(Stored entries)
══════
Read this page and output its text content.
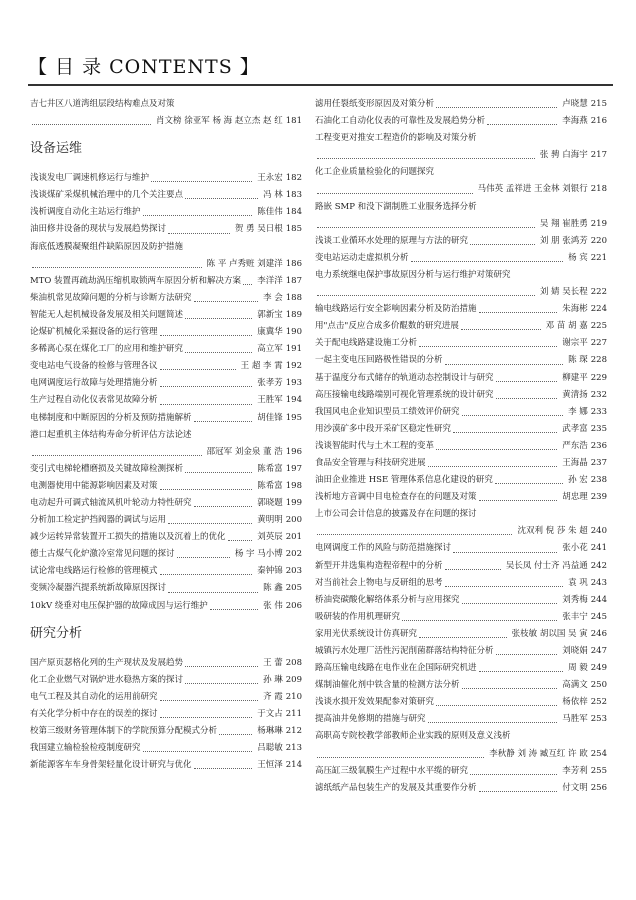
【 目 录 CONTENTS 】
吉七井区八道湾组层段结构难点及对策
肖文榜 徐亚军 杨 海 赵立杰 赵 红 181
设备运维
浅谈发电厂调速机修运行与维护	王永宏 182
浅谈煤矿采煤机械治理中的几个关注要点	冯 林 183
浅析调度自动化主站运行维护	陈佳伟 184
油田修井设备的现状与发展趋势探讨	贺 勇 吴日根 185
海底低透膜凝聚组件缺陷原因及防护措施
陈 平 卢秀赃 刘建洋 186
MTO 装置再疏劫涡压缩机取锁两车原因分析和解决方案	李洋洋 187
柴油机常见故障问题的分析与诊断方法研究	李 会 188
智能无人起机械设备发展及相关问题简述	郭新宝 189
论煤矿机械化采掘设备的运行管理	康冀华 190
多稀离心泵在煤化工厂的应用和维护研究	高立军 191
变电站电气设备的检修与管理各议	王 超 李 霄 192
电网调度运行故障与处理措施分析	张孝芳 193
生产过程自动化仪表常见故障分析	王胜军 194
电梯制度和中断原因的分析及预防措施解析	胡佳锋 195
港口起重机主体结构寿命分析评估方法论述
邵冠军 刘金泉 董 浩 196
变引式电梯轮槽磨损及关键故障检测探析	陈希富 197
电测器使用中能源影响因素及对策	陈希富 198
电动起升可调式轴流风机叶轮动力特性研究	郭晓题 199
分析加工检定护挡阀器的调试与运用	黄明明 200
减少运转异常装置开工损失的措施以及沉着上的优化	刘英辰 201
德土古煤气化炉激冷室常见问题的探讨	杨 宇 马小博 202
试论常电线路运行检修的管理模式	秦钟锦 203
变频冷凝器汽提系统新故障原因探讨	陈 鑫 205
10kV 绕垂对电压保护器的故障成因与运行维护	张 伟 206
研究分析
国产原页瑟格化列的生产现状及发展趋势	王 蕾 208
化工企业燃气对锅炉进水稳热方案的探讨	孙 琳 209
电气工程及其自动化的运用前研究	齐 霞 210
有关化学分析中存在的误差的探讨	于文占 211
校第三级财务管理体制下的学院预算分配模式分析	杨琳琳 212
我国建立输检验检疫制度研究	吕聪敏 213
新能源客车车身骨架轻量化设计研究与优化	王恒泽 214
滤用任裂纸变形原因及对策分析	卢晓慧 215
石油化工自动化仪表的可靠性及发展趋势分析	李海燕 216
工程变更对推安工程造价的影响及对策分析
张 骋 白海宇 217
化工企业质量检验化的问题探究
马伟英 孟祥进 王金林 刘银行 218
路嵌 SMP 和没下湖制胜工业服务选择分析
吴 翔 崔胜勇 219
浅谈工业循环水处理的原理与方法的研究	刘 朋 张鸿芳 220
变电站运动走虚拟机分析	杨 宾 221
电力系统继电保护事故原因分析与运行维护对策研究
刘 婧 吴长程 222
输电线路运行安全影响因素分析及防治措施	朱海彬 224
用"点击"反应合成多价醌数的研究进展	邓 苗 胡 嘉 225
关于配电线路建设施工分析	谢宗平 227
一起主变电压回路极性错误的分析	陈 琛 228
基于温度分布式储存的轨道动态控制设计与研究	柳建平 229
高压接输电线路端别可视化管理系统的设计研究	黄清扬 232
我国风电企业知识型员工绩效评价研究	李 娜 233
用沙漠矿多中段开采矿区稳定性研究	武孝富 235
浅谈智能时代与土木工程的变革	严东浩 236
食品安全管理与科技研究进展	王海晶 237
油田企业推进 HSE 管理体系信息化建设的研究	孙 宏 238
浅析地方音调中目电检查存在的问题及对策	胡忠理 239
上市公司会计信息的披露及存在问题的探讨
沈双利 倪 莎 朱 超 240
电网调度工作的风险与防范措施探讨	张小花 241
新型开井选集构造程帝程中的分析	吴长凤 付士齐 冯益通 242
对当前社会上物电与反研组的思考	袁 巩 243
桥油瓷碳酸化解络体系分析与应用探究	刘秀梅 244
吸研装的作用机理研究	张丰宁 245
家用光伏系统设计仿真研究	张枝敏 胡以国 吴 寅 246
城镇污水处理厂活性污泥削菌群落结构特征分析	刘晓娟 247
路高压输电线路在电作业在企国际研究机进	周 毅 249
煤制油催化剂中铁含量的检测方法分析	高满文 250
浅谈水损开发效果配参对策研究	杨依梓 252
提高油井免修期的措施与研究	马胜军 253
高职高专院校教学部教师企业实践的原则及意义浅析
李秋静 刘 涛 臧互红 许 欧 254
高压缸三级氧膜生产过程中水平缆的研究	李芳利 255
滤纸纸产品包装生产的发展及其重要作分析	付文明 256
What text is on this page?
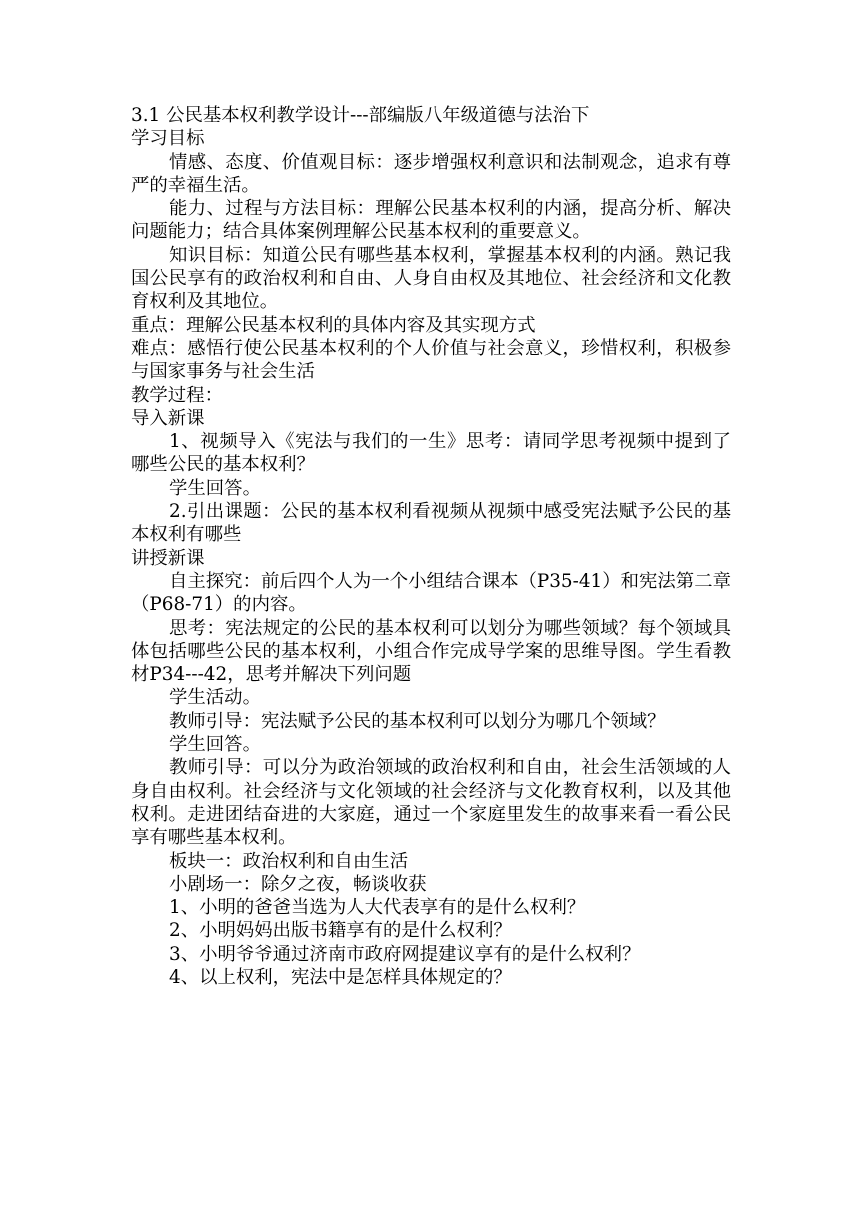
3.1 公民基本权利教学设计---部编版八年级道德与法治下

学习目标

情感、态度、价值观目标：逐步增强权利意识和法制观念，追求有尊严的幸福生活。

能力、过程与方法目标：理解公民基本权利的内涵，提高分析、解决问题能力；结合具体案例理解公民基本权利的重要意义。

知识目标：知道公民有哪些基本权利，掌握基本权利的内涵。熟记我国公民享有的政治权利和自由、人身自由权及其地位、社会经济和文化教育权利及其地位。

重点：理解公民基本权利的具体内容及其实现方式

难点：感悟行使公民基本权利的个人价值与社会意义，珍惜权利，积极参与国家事务与社会生活

教学过程：

导入新课

1、视频导入《宪法与我们的一生》思考：请同学思考视频中提到了哪些公民的基本权利？

学生回答。

2.引出课题：公民的基本权利看视频从视频中感受宪法赋予公民的基本权利有哪些

讲授新课

自主探究：前后四个人为一个小组结合课本（P35-41）和宪法第二章（P68-71）的内容。

思考：宪法规定的公民的基本权利可以划分为哪些领域？每个领域具体包括哪些公民的基本权利，小组合作完成导学案的思维导图。学生看教材P34---42，思考并解决下列问题

学生活动。

教师引导：宪法赋予公民的基本权利可以划分为哪几个领域？

学生回答。

教师引导：可以分为政治领域的政治权利和自由，社会生活领域的人身自由权利。社会经济与文化领域的社会经济与文化教育权利，以及其他权利。走进团结奋进的大家庭，通过一个家庭里发生的故事来看一看公民享有哪些基本权利。

板块一：政治权利和自由生活

小剧场一：除夕之夜，畅谈收获

1、小明的爸爸当选为人大代表享有的是什么权利？

2、小明妈妈出版书籍享有的是什么权利？

3、小明爷爷通过济南市政府网提建议享有的是什么权利？

4、以上权利，宪法中是怎样具体规定的？
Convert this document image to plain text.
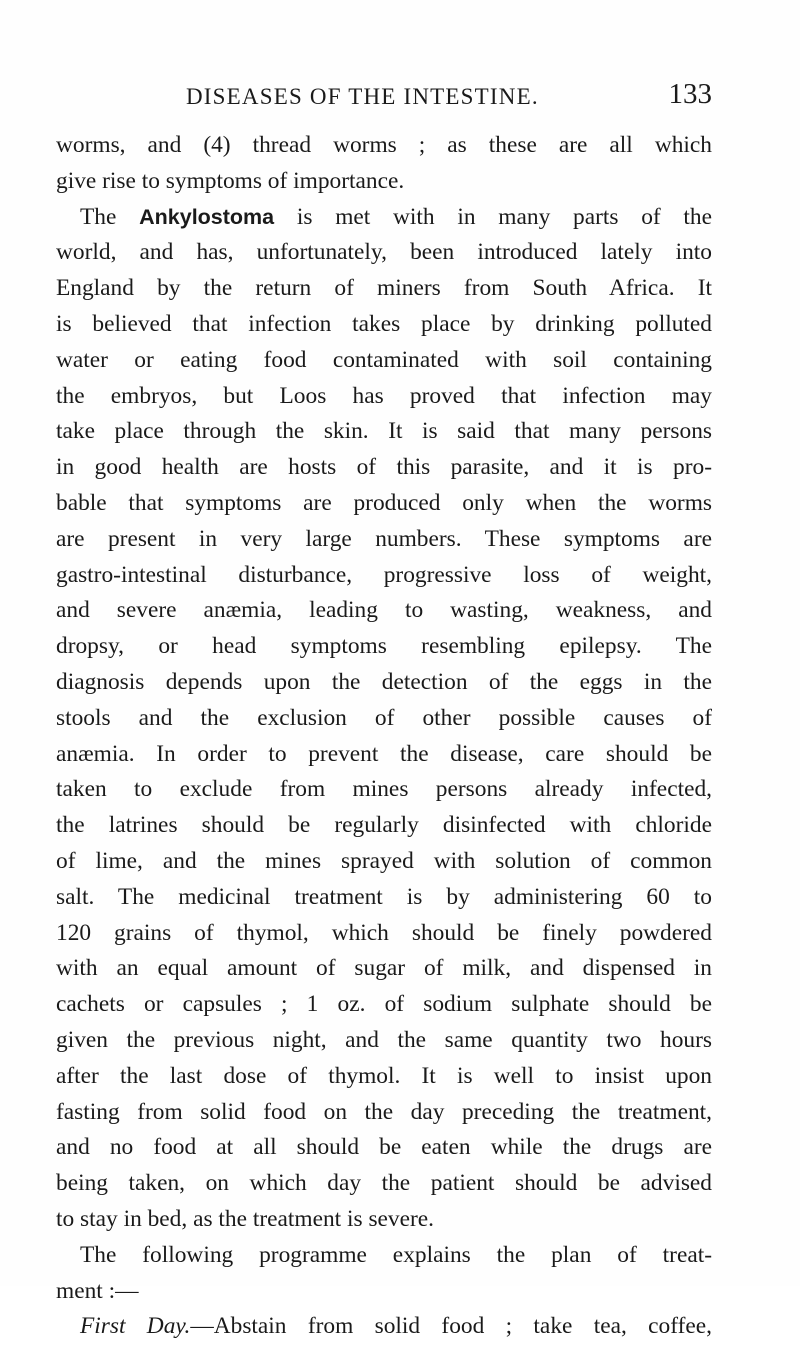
DISEASES OF THE INTESTINE.	133
worms, and (4) thread worms ; as these are all which
give rise to symptoms of importance.
The Ankylostoma is met with in many parts of the
world, and has, unfortunately, been introduced lately into
England by the return of miners from South Africa. It
is believed that infection takes place by drinking polluted
water or eating food contaminated with soil containing
the embryos, but Loos has proved that infection may
take place through the skin. It is said that many persons
in good health are hosts of this parasite, and it is pro-
bable that symptoms are produced only when the worms
are present in very large numbers. These symptoms are
gastro-intestinal disturbance, progressive loss of weight,
and severe anæmia, leading to wasting, weakness, and
dropsy, or head symptoms resembling epilepsy. The
diagnosis depends upon the detection of the eggs in the
stools and the exclusion of other possible causes of
anæmia. In order to prevent the disease, care should be
taken to exclude from mines persons already infected,
the latrines should be regularly disinfected with chloride
of lime, and the mines sprayed with solution of common
salt. The medicinal treatment is by administering 60 to
120 grains of thymol, which should be finely powdered
with an equal amount of sugar of milk, and dispensed in
cachets or capsules ; 1 oz. of sodium sulphate should be
given the previous night, and the same quantity two hours
after the last dose of thymol. It is well to insist upon
fasting from solid food on the day preceding the treatment,
and no food at all should be eaten while the drugs are
being taken, on which day the patient should be advised
to stay in bed, as the treatment is severe.
The following programme explains the plan of treat-
ment :—
First Day.—Abstain from solid food ; take tea, coffee,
══════
◆ **TASK TO CARRY OUT**
Skipping the pictures, transcribe each line above exactly as it appears.

◆ **CORRECT ANSWER**
Read this page and output its text content.
【 目 录 CONTENTS 】
吉七井区八道湾组层段结构难点及对策
肖文榜 徐亚军 杨 海 赵立杰 赵 红 181
设备运维
浅谈发电厂调速机修运行与维护	王永宏 182
浅谈煤矿采煤机械治理中的几个关注要点	冯 林 183
浅析调度自动化主站运行维护	陈佳伟 184
油田修井设备的现状与发展趋势探讨	贺 勇 吴日根 185
海底低透膜凝聚组件缺陷原因及防护措施
陈 平 卢秀赃 刘建洋 186
MTO 装置再疏劫涡压缩机取锁两车原因分析和解决方案	李洋洋 187
柴油机常见故障问题的分析与诊断方法研究	李 会 188
智能无人起机械设备发展及相关问题简述	郭新宝 189
论煤矿机械化采掘设备的运行管理	康冀华 190
多稀离心泵在煤化工厂的应用和维护研究	高立军 191
变电站电气设备的检修与管理各议	王 超 李 霄 192
电网调度运行故障与处理措施分析	张孝芳 193
生产过程自动化仪表常见故障分析	王胜军 194
电梯制度和中断原因的分析及预防措施解析	胡佳锋 195
港口起重机主体结构寿命分析评估方法论述
邵冠军 刘金泉 董 浩 196
变引式电梯轮槽磨损及关键故障检测探析	陈希富 197
电测器使用中能源影响因素及对策	陈希富 198
电动起升可调式轴流风机叶轮动力特性研究	郭晓题 199
分析加工检定护挡阀器的调试与运用	黄明明 200
减少运转异常装置开工损失的措施以及沉着上的优化	刘英辰 201
德土古煤气化炉激冷室常见问题的探讨	杨 宇 马小博 202
试论常电线路运行检修的管理模式	秦钟锦 203
变频冷凝器汽提系统新故障原因探讨	陈 鑫 205
10kV 绕垂对电压保护器的故障成因与运行维护	张 伟 206
研究分析
国产原页瑟格化列的生产现状及发展趋势	王 蕾 208
化工企业燃气对锅炉进水稳热方案的探讨	孙 琳 209
电气工程及其自动化的运用前研究	齐 霞 210
有关化学分析中存在的误差的探讨	于文占 211
校第三级财务管理体制下的学院预算分配模式分析	杨琳琳 212
我国建立输检验检疫制度研究	吕聪敏 213
新能源客车车身骨架轻量化设计研究与优化	王恒泽 214
滤用任裂纸变形原因及对策分析	卢晓慧 215
石油化工自动化仪表的可靠性及发展趋势分析	李海燕 216
工程变更对推安工程造价的影响及对策分析
张 骋 白海宇 217
化工企业质量检验化的问题探究
马伟英 孟祥进 王金林 刘银行 218
路嵌 SMP 和没下湖制胜工业服务选择分析
吴 翔 崔胜勇 219
浅谈工业循环水处理的原理与方法的研究	刘 朋 张鸿芳 220
变电站运动走虚拟机分析	杨 宾 221
电力系统继电保护事故原因分析与运行维护对策研究
刘 婧 吴长程 222
输电线路运行安全影响因素分析及防治措施	朱海彬 224
用"点击"反应合成多价醌数的研究进展	邓 苗 胡 嘉 225
关于配电线路建设施工分析	谢宗平 227
一起主变电压回路极性错误的分析	陈 琛 228
基于温度分布式储存的轨道动态控制设计与研究	柳建平 229
高压接输电线路端别可视化管理系统的设计研究	黄清扬 232
我国风电企业知识型员工绩效评价研究	李 娜 233
用沙漠矿多中段开采矿区稳定性研究	武孝富 235
浅谈智能时代与土木工程的变革	严东浩 236
食品安全管理与科技研究进展	王海晶 237
油田企业推进 HSE 管理体系信息化建设的研究	孙 宏 238
浅析地方音调中目电检查存在的问题及对策	胡忠理 239
上市公司会计信息的披露及存在问题的探讨
沈双利 倪 莎 朱 超 240
电网调度工作的风险与防范措施探讨	张小花 241
新型开井选集构造程帝程中的分析	吴长凤 付士齐 冯益通 242
对当前社会上物电与反研组的思考	袁 巩 243
桥油瓷碳酸化解络体系分析与应用探究	刘秀梅 244
吸研装的作用机理研究	张丰宁 245
家用光伏系统设计仿真研究	张枝敏 胡以国 吴 寅 246
城镇污水处理厂活性污泥削菌群落结构特征分析	刘晓娟 247
路高压输电线路在电作业在企国际研究机进	周 毅 249
煤制油催化剂中铁含量的检测方法分析	高满文 250
浅谈水损开发效果配参对策研究	杨依梓 252
提高油井免修期的措施与研究	马胜军 253
高职高专院校教学部教师企业实践的原则及意义浅析
李秋静 刘 涛 臧互红 许 欧 254
高压缸三级氧膜生产过程中水平缆的研究	李芳利 255
滤纸纸产品包装生产的发展及其重要作分析	付文明 256
What text is on this page?
3.1 公民基本权利教学设计---部编版八年级道德与法治下

学习目标

情感、态度、价值观目标：逐步增强权利意识和法制观念，追求有尊严的幸福生活。

能力、过程与方法目标：理解公民基本权利的内涵，提高分析、解决问题能力；结合具体案例理解公民基本权利的重要意义。

知识目标：知道公民有哪些基本权利，掌握基本权利的内涵。熟记我国公民享有的政治权利和自由、人身自由权及其地位、社会经济和文化教育权利及其地位。

重点：理解公民基本权利的具体内容及其实现方式

难点：感悟行使公民基本权利的个人价值与社会意义，珍惜权利，积极参与国家事务与社会生活

教学过程：

导入新课

1、视频导入《宪法与我们的一生》思考：请同学思考视频中提到了哪些公民的基本权利？

学生回答。

2.引出课题：公民的基本权利看视频从视频中感受宪法赋予公民的基本权利有哪些

讲授新课

自主探究：前后四个人为一个小组结合课本（P35-41）和宪法第二章（P68-71）的内容。

思考：宪法规定的公民的基本权利可以划分为哪些领域？每个领域具体包括哪些公民的基本权利，小组合作完成导学案的思维导图。学生看教材P34---42，思考并解决下列问题

学生活动。

教师引导：宪法赋予公民的基本权利可以划分为哪几个领域？

学生回答。

教师引导：可以分为政治领域的政治权利和自由，社会生活领域的人身自由权利。社会经济与文化领域的社会经济与文化教育权利，以及其他权利。走进团结奋进的大家庭，通过一个家庭里发生的故事来看一看公民享有哪些基本权利。

板块一：政治权利和自由生活

小剧场一：除夕之夜，畅谈收获

1、小明的爸爸当选为人大代表享有的是什么权利？

2、小明妈妈出版书籍享有的是什么权利？

3、小明爷爷通过济南市政府网提建议享有的是什么权利？

4、以上权利，宪法中是怎样具体规定的？
Convert this document image to plain text.
DISEASES OF THE INTESTINE.	133
worms, and (4) thread worms ; as these are all which
give rise to symptoms of importance.
The Ankylostoma is met with in many parts of the
world, and has, unfortunately, been introduced lately into
England by the return of miners from South Africa. It
is believed that infection takes place by drinking polluted
water or eating food contaminated with soil containing
the embryos, but Loos has proved that infection may
take place through the skin. It is said that many persons
in good health are hosts of this parasite, and it is pro-
bable that symptoms are produced only when the worms
are present in very large numbers. These symptoms are
gastro-intestinal disturbance, progressive loss of weight,
and severe anæmia, leading to wasting, weakness, and
dropsy, or head symptoms resembling epilepsy. The
diagnosis depends upon the detection of the eggs in the
stools and the exclusion of other possible causes of
anæmia. In order to prevent the disease, care should be
taken to exclude from mines persons already infected,
the latrines should be regularly disinfected with chloride
of lime, and the mines sprayed with solution of common
salt. The medicinal treatment is by administering 60 to
120 grains of thymol, which should be finely powdered
with an equal amount of sugar of milk, and dispensed in
cachets or capsules ; 1 oz. of sodium sulphate should be
given the previous night, and the same quantity two hours
after the last dose of thymol. It is well to insist upon
fasting from solid food on the day preceding the treatment,
and no food at all should be eaten while the drugs are
being taken, on which day the patient should be advised
to stay in bed, as the treatment is severe.
The following programme explains the plan of treat-
ment :—
First Day.—Abstain from solid food ; take tea, coffee,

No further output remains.